DATA EXCERPTS:
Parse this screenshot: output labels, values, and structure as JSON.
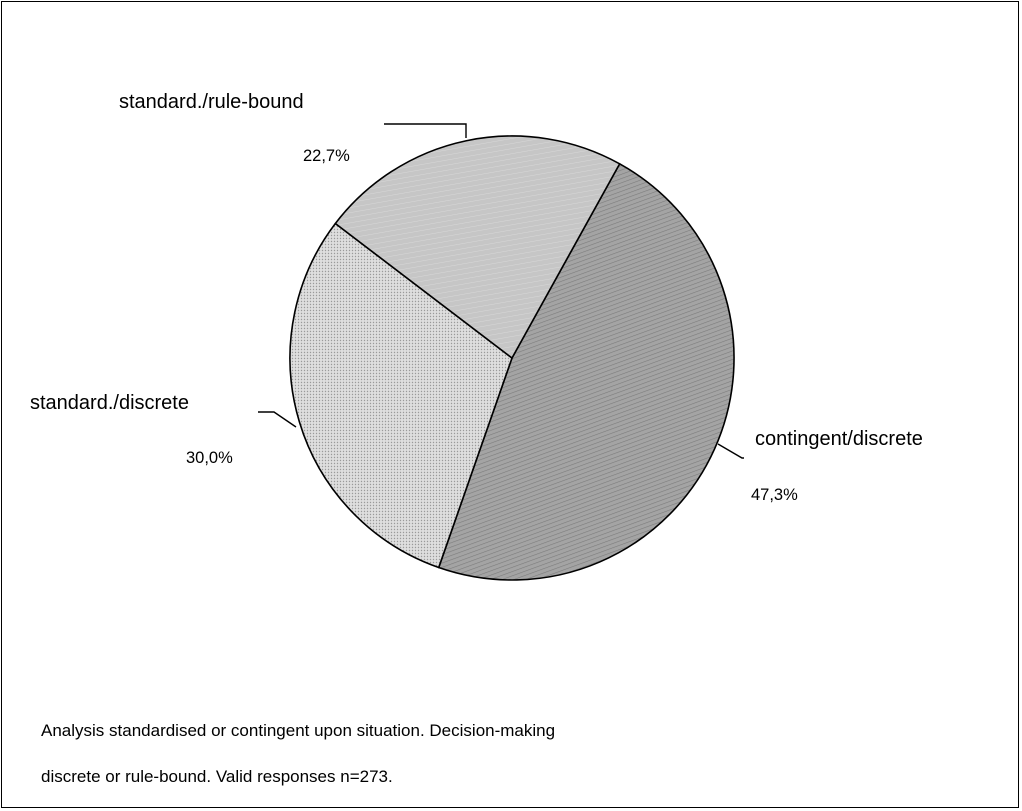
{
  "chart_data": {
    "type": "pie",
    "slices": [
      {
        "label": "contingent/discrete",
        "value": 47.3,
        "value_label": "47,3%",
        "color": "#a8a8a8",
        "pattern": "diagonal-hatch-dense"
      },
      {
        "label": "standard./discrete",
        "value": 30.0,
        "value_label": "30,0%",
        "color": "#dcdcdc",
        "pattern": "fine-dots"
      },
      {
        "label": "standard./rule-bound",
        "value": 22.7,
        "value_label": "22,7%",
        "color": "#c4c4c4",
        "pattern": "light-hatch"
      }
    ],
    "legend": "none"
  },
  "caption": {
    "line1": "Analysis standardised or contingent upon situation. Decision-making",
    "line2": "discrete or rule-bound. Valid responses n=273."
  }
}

EXERCISE AIM: Of the lines in the material, how many include "color"? Respond with the number alone.

PROBLEM SOLUTION: 3